Who this guide is for
This is an execution guide for teams shipping from the UAE to Tanzania.
If you run East Africa supply lanes, your biggest leverage is repeatability: stable master data, clean documents, and early destination planning.
At-a-glance checklist (before you book)
| What to confirm | Why it matters | What usually breaks |
|---|---|---|
| Incoterms and named place | Defines who owns freight/insurance/clearance and which costs belong in landed cost | Quote and invoice disagree |
| SKU master: HS + standard description | Duty/compliance expectations and filing quality depend on it | Generic descriptions, HS drift |
| Packaging/weights discipline | Prevents reconciliation and inspection delays | Totals don't reconcile |
| Tanzania broker/importer readiness | Avoids arrival-day data collection | Missing fields, missing attachments |
| Inland delivery and receiving plan | Delays after discharge destroy cycle time | Delivery booked late, storage costs grow |
Decide the operating model first
Before you generate any PDFs, lock these three decisions:
- Incoterms and the named place (reference: https://iccwbo.org/business-solutions/incoterms-rules/incoterms-2020/)
- Payment method (open account vs documentary collection vs LC)
- Destination setup (who is importer-of-record, who clears, who arranges inland delivery)
Late changes here create late document edits. Late document edits create delays.
Documentation checklist (UAE export -> Tanzania import)
- Commercial invoice
- Packing list
- Transport document (BL/AWB) (Bill of Lading)
- Product-specific permits/certificates when required
Single source of truth rule
Treat the shipment record as the master.
If line items change, regenerate documents and re-sync the broker.
Broker handoff packet (reduce back-and-forth)
Treat the broker handoff as a single deliverable. One packet per shipment:
| Block | What to include | Why it matters |
|---|---|---|
| Parties | exporter, importer/consignee, notify party | prevents party-name rework |
| Terms | Incoterms + named place, payment method | keeps responsibility boundary stable |
| Line items | SKU, HS, standard description, qty/unit, unit value, currency | becomes declaration data |
| Packaging | cartons/pallets, marks, net/gross weights | supports reconciliation and inspection |
| Attachments | invoice, packing list, BL/AWB, certificates | reduces missing-attachment loops |
Operator goal: no rewriting by the broker.

Spatial annotation entries:
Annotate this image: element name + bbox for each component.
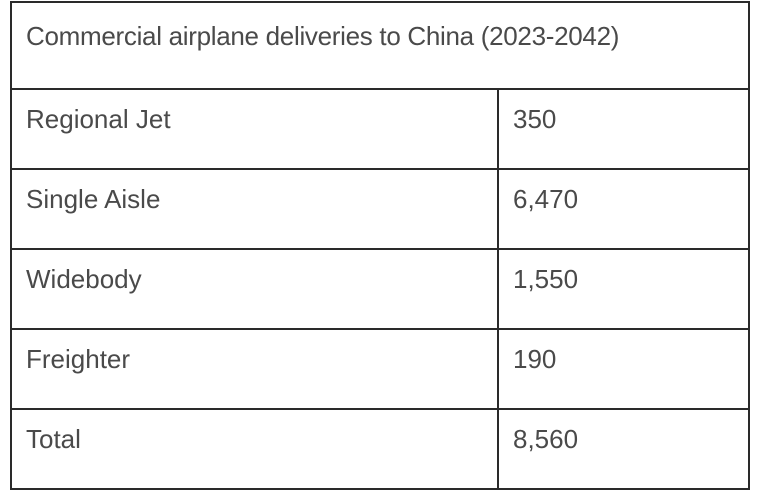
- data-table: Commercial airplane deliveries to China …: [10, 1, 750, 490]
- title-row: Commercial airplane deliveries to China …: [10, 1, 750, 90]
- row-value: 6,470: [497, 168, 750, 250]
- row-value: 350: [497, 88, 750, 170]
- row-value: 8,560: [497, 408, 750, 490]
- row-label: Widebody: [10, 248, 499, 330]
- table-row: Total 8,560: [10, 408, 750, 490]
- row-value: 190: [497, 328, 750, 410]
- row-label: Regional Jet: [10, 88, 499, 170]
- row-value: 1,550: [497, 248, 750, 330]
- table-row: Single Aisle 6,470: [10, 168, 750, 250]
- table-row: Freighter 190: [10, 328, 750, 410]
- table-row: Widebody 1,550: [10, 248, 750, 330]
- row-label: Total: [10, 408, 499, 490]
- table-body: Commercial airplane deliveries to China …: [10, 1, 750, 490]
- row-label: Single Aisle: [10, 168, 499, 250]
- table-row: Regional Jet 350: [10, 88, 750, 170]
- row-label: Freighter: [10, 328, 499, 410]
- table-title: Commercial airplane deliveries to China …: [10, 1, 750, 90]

---

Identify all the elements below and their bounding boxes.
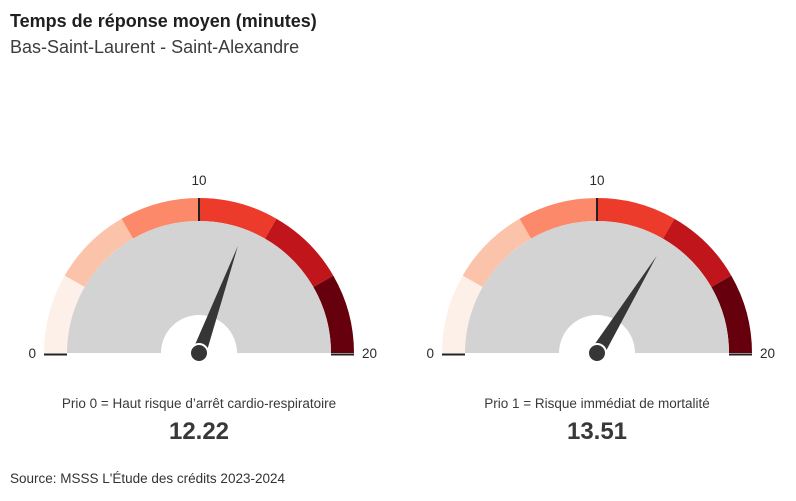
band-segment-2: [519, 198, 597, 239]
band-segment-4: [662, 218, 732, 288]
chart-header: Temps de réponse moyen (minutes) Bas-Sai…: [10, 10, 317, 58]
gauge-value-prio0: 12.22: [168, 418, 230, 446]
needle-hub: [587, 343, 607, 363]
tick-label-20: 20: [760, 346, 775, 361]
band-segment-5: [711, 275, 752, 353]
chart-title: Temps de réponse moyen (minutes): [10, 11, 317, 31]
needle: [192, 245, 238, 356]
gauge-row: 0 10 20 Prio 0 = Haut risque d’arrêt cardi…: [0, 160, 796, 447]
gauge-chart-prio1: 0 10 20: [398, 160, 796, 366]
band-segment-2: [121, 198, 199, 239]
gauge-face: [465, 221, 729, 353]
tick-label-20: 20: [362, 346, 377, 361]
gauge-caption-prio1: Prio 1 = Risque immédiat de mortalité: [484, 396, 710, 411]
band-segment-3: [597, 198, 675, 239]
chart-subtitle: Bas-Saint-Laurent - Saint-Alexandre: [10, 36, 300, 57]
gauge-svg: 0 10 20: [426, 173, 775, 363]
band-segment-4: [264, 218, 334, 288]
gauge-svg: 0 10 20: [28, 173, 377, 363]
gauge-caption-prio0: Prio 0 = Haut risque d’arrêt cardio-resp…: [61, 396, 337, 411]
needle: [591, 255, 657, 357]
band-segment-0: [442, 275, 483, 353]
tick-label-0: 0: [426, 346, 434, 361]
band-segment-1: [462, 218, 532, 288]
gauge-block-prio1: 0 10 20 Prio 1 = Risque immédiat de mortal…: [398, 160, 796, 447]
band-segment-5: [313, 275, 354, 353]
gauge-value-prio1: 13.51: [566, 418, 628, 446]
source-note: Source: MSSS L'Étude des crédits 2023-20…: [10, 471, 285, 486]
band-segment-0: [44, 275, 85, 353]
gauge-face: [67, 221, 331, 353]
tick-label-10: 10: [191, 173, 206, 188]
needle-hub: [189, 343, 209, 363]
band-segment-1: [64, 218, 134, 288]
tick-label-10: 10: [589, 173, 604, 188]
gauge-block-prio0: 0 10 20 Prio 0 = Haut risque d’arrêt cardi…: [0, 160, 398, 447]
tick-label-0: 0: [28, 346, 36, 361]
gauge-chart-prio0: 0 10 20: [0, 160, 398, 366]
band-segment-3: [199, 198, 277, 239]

*WORK TO DO*:
#1 From the UAE-to-Tanzania shipping guide above, copy the part that opens with the words containing "- Payment method" and closes with "arranges inland delivery)".
#2 Answer these questions using the UAE-to-Tanzania shipping guide above.
(a) Which three payment methods does the guide name as options?
(b) What should be done when line items change?
(c) What is the operator goal for the broker handoff?

*ANSWER LIST*:
#1
- Payment method (open account vs documentary collection vs LC)
- Destination setup (who is importer-of-record, who clears, who arranges inland delivery)

#2
(a) Open account, documentary collection, and LC.
(b) Regenerate the documents and re-sync the broker.
(c) No rewriting by the broker.